Given instruction:
Change every "Inflation" in the material to "Price growth" and reproduce it otherwise unchanged, leaving out the pictures.

Records provided:
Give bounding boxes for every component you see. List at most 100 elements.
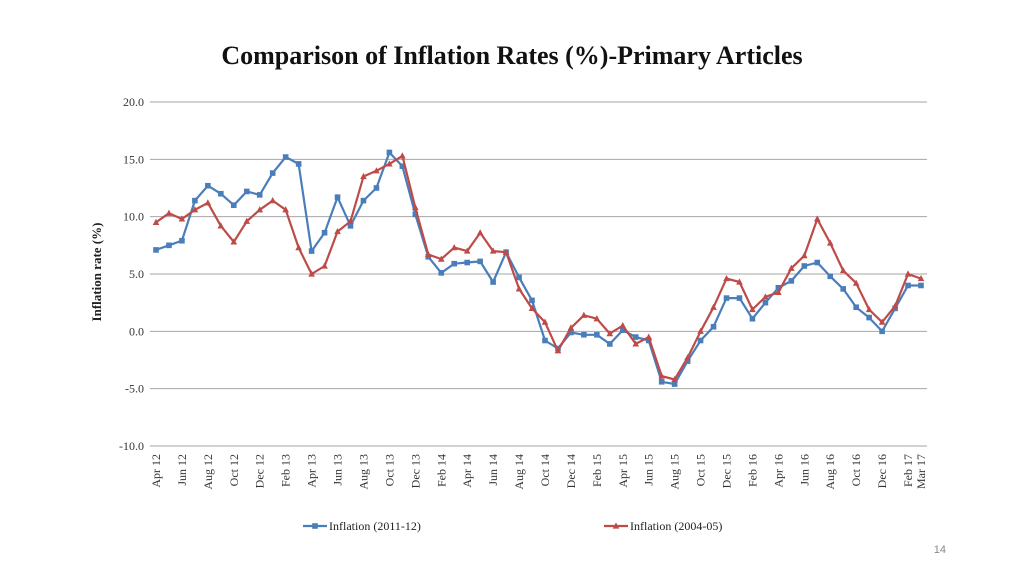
x-tick-label: Jun 12 <box>175 454 189 486</box>
data-point <box>166 242 172 249</box>
x-tick-label: Jun 16 <box>797 454 811 486</box>
data-point <box>917 274 925 282</box>
data-point <box>230 202 237 208</box>
data-point <box>230 238 238 245</box>
y-tick-label: 0.0 <box>129 324 144 338</box>
data-point <box>554 347 562 354</box>
x-tick-label: Dec 13 <box>408 454 422 488</box>
data-point <box>658 372 665 379</box>
data-point <box>477 258 483 265</box>
y-axis-ticks: -10.0 -5.0 0.0 5.0 10.0 15.0 20.0 <box>119 95 144 453</box>
data-point <box>334 194 341 200</box>
data-point <box>386 149 393 156</box>
data-point <box>671 381 678 387</box>
data-point <box>347 217 354 224</box>
data-point <box>619 322 627 329</box>
data-point <box>217 222 225 229</box>
data-point <box>269 170 276 176</box>
data-point <box>373 167 380 174</box>
x-tick-label: Jun 15 <box>642 454 656 486</box>
data-point <box>840 286 847 292</box>
data-point <box>619 327 626 333</box>
legend: Inflation (2011-12) Inflation (2004-05) <box>303 519 722 533</box>
gridlines <box>150 101 927 447</box>
data-point <box>710 303 717 310</box>
data-point <box>671 375 678 383</box>
data-point <box>308 248 315 254</box>
series-2 <box>152 152 925 383</box>
data-point <box>360 197 367 204</box>
y-tick-label: 15.0 <box>123 152 144 166</box>
data-point <box>204 199 212 206</box>
data-point <box>490 279 496 285</box>
data-point <box>243 188 250 195</box>
data-point <box>879 328 885 335</box>
x-tick-label: Jun 14 <box>486 454 500 486</box>
x-tick-label: Apr 15 <box>616 454 630 488</box>
data-series <box>152 149 925 387</box>
data-point <box>813 215 821 222</box>
legend-label: Inflation (2004-05) <box>630 519 722 533</box>
data-point <box>476 229 484 236</box>
data-point <box>463 247 471 254</box>
data-point <box>788 278 795 284</box>
data-point <box>904 270 912 277</box>
data-point <box>360 172 367 180</box>
data-point <box>918 282 924 289</box>
data-point <box>801 263 808 269</box>
x-tick-label: Aug 16 <box>823 454 837 490</box>
x-tick-label: Oct 12 <box>227 454 241 486</box>
x-tick-label: Dec 14 <box>564 454 578 488</box>
data-point <box>438 270 445 276</box>
page-number: 14 <box>933 544 946 556</box>
data-point <box>839 266 847 274</box>
data-point <box>269 197 276 204</box>
data-point <box>541 318 549 325</box>
x-tick-label: Oct 16 <box>849 454 863 486</box>
data-point <box>827 273 834 280</box>
x-tick-label: Feb 14 <box>434 454 448 487</box>
data-point <box>152 218 160 225</box>
data-point <box>866 314 872 321</box>
y-tick-label: -5.0 <box>125 382 144 396</box>
data-point <box>632 340 640 347</box>
data-point <box>710 323 717 330</box>
data-point <box>607 341 613 347</box>
x-tick-label: Feb 17 <box>901 454 915 487</box>
x-tick-label: Oct 15 <box>694 454 708 486</box>
data-point <box>632 334 639 340</box>
data-point <box>853 304 859 311</box>
data-point <box>502 248 510 255</box>
data-point <box>399 163 406 170</box>
x-tick-label: Jun 13 <box>331 454 345 486</box>
data-point <box>775 284 782 291</box>
data-point <box>736 278 743 285</box>
data-point <box>153 247 159 253</box>
x-tick-label: Oct 13 <box>382 454 396 486</box>
data-point <box>658 378 665 385</box>
data-point <box>723 295 730 301</box>
data-point <box>437 255 445 262</box>
data-point <box>762 293 769 300</box>
x-tick-label: Oct 14 <box>538 454 552 486</box>
data-point <box>256 192 263 198</box>
x-tick-label: Aug 14 <box>512 454 526 490</box>
data-point <box>450 244 458 251</box>
x-axis-ticks: Apr 12 Jun 12 Aug 12 Oct 12 Dec 12 Feb 13 Apr … <box>149 454 928 490</box>
data-point <box>645 333 653 340</box>
x-tick-label: Dec 15 <box>720 454 734 488</box>
x-tick-label: Apr 16 <box>771 454 785 488</box>
data-point <box>321 262 328 269</box>
data-point <box>697 327 704 334</box>
data-point <box>528 304 536 311</box>
data-point <box>192 197 198 204</box>
data-point <box>218 190 224 197</box>
data-point <box>580 311 588 318</box>
data-point <box>334 227 341 235</box>
data-point <box>567 324 575 331</box>
x-tick-label: Apr 12 <box>149 454 163 488</box>
data-point <box>464 259 470 266</box>
data-point <box>178 215 186 222</box>
data-point <box>205 182 211 189</box>
data-point <box>347 223 354 229</box>
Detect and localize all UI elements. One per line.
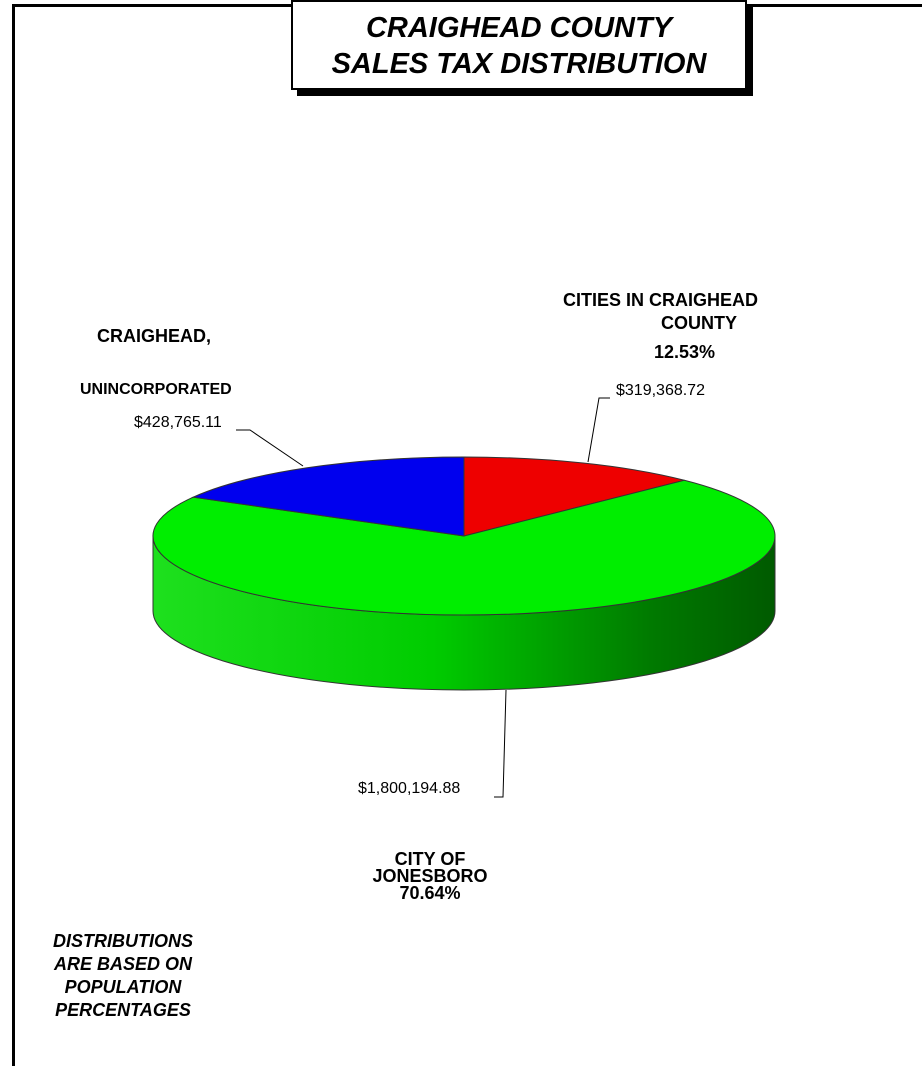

Finished task:
Give bounding boxes for every component you see. List at most 100 elements.
x-tick-label: Jun 12 <box>175 454 189 486</box>
data-point <box>166 242 172 249</box>
x-tick-label: Jun 16 <box>797 454 811 486</box>
data-point <box>917 274 925 282</box>
data-point <box>230 202 237 208</box>
data-point <box>230 238 238 245</box>
y-tick-label: 0.0 <box>129 324 144 338</box>
data-point <box>554 347 562 354</box>
x-tick-label: Dec 13 <box>408 454 422 488</box>
data-point <box>658 372 665 379</box>
data-point <box>477 258 483 265</box>
y-axis-ticks: -10.0 -5.0 0.0 5.0 10.0 15.0 20.0 <box>119 95 144 453</box>
data-point <box>334 194 341 200</box>
data-point <box>386 149 393 156</box>
data-point <box>671 381 678 387</box>
data-point <box>347 217 354 224</box>
data-point <box>619 322 627 329</box>
data-point <box>217 222 225 229</box>
data-point <box>269 170 276 176</box>
data-point <box>373 167 380 174</box>
x-tick-label: Jun 15 <box>642 454 656 486</box>
data-point <box>840 286 847 292</box>
data-point <box>619 327 626 333</box>
legend: Price growth (2011-12) Price growth (2004-05) <box>303 519 722 533</box>
gridlines <box>150 101 927 447</box>
data-point <box>710 303 717 310</box>
data-point <box>671 375 678 383</box>
data-point <box>308 248 315 254</box>
series-2 <box>152 152 925 383</box>
data-point <box>360 197 367 204</box>
y-tick-label: 15.0 <box>123 152 144 166</box>
data-point <box>204 199 212 206</box>
data-point <box>490 279 496 285</box>
data-point <box>243 188 250 195</box>
data-point <box>879 328 885 335</box>
x-tick-label: Jun 14 <box>486 454 500 486</box>
x-tick-label: Apr 15 <box>616 454 630 488</box>
data-series <box>152 149 925 387</box>
data-point <box>813 215 821 222</box>
legend-label: Price growth (2004-05) <box>630 519 722 533</box>
data-point <box>476 229 484 236</box>
data-point <box>463 247 471 254</box>
data-point <box>788 278 795 284</box>
data-point <box>904 270 912 277</box>
data-point <box>360 172 367 180</box>
data-point <box>918 282 924 289</box>
data-point <box>801 263 808 269</box>
x-tick-label: Aug 16 <box>823 454 837 490</box>
x-tick-label: Oct 12 <box>227 454 241 486</box>
x-tick-label: Dec 14 <box>564 454 578 488</box>
data-point <box>438 270 445 276</box>
page-number: 14 <box>933 544 946 556</box>
data-point <box>839 266 847 274</box>
data-point <box>269 197 276 204</box>
data-point <box>541 318 549 325</box>
x-tick-label: Oct 16 <box>849 454 863 486</box>
data-point <box>827 273 834 280</box>
x-tick-label: Feb 14 <box>434 454 448 487</box>
data-point <box>152 218 160 225</box>
data-point <box>866 314 872 321</box>
y-tick-label: -5.0 <box>125 382 144 396</box>
data-point <box>632 340 640 347</box>
data-point <box>710 323 717 330</box>
data-point <box>607 341 613 347</box>
x-tick-label: Feb 17 <box>901 454 915 487</box>
x-tick-label: Oct 15 <box>694 454 708 486</box>
data-point <box>632 334 639 340</box>
data-point <box>853 304 859 311</box>
data-point <box>502 248 510 255</box>
data-point <box>399 163 406 170</box>
x-tick-label: Jun 13 <box>331 454 345 486</box>
data-point <box>775 284 782 291</box>
data-point <box>736 278 743 285</box>
data-point <box>153 247 159 253</box>
x-tick-label: Oct 13 <box>382 454 396 486</box>
data-point <box>658 378 665 385</box>
data-point <box>723 295 730 301</box>
data-point <box>437 255 445 262</box>
data-point <box>762 293 769 300</box>
x-tick-label: Oct 14 <box>538 454 552 486</box>
data-point <box>256 192 263 198</box>
x-tick-label: Aug 14 <box>512 454 526 490</box>
data-point <box>450 244 458 251</box>
x-axis-ticks: Apr 12 Jun 12 Aug 12 Oct 12 Dec 12 Feb 13 Apr … <box>149 454 928 490</box>
data-point <box>645 333 653 340</box>
x-tick-label: Dec 15 <box>720 454 734 488</box>
x-tick-label: Apr 16 <box>771 454 785 488</box>
data-point <box>321 262 328 269</box>
data-point <box>697 327 704 334</box>
data-point <box>528 304 536 311</box>
data-point <box>192 197 198 204</box>
data-point <box>218 190 224 197</box>
data-point <box>580 311 588 318</box>
data-point <box>334 227 341 235</box>
data-point <box>567 324 575 331</box>
x-tick-label: Apr 12 <box>149 454 163 488</box>
data-point <box>464 259 470 266</box>
data-point <box>178 215 186 222</box>
data-point <box>205 182 211 189</box>
data-point <box>347 223 354 229</box>
Detect and localize all UI elements. One per line.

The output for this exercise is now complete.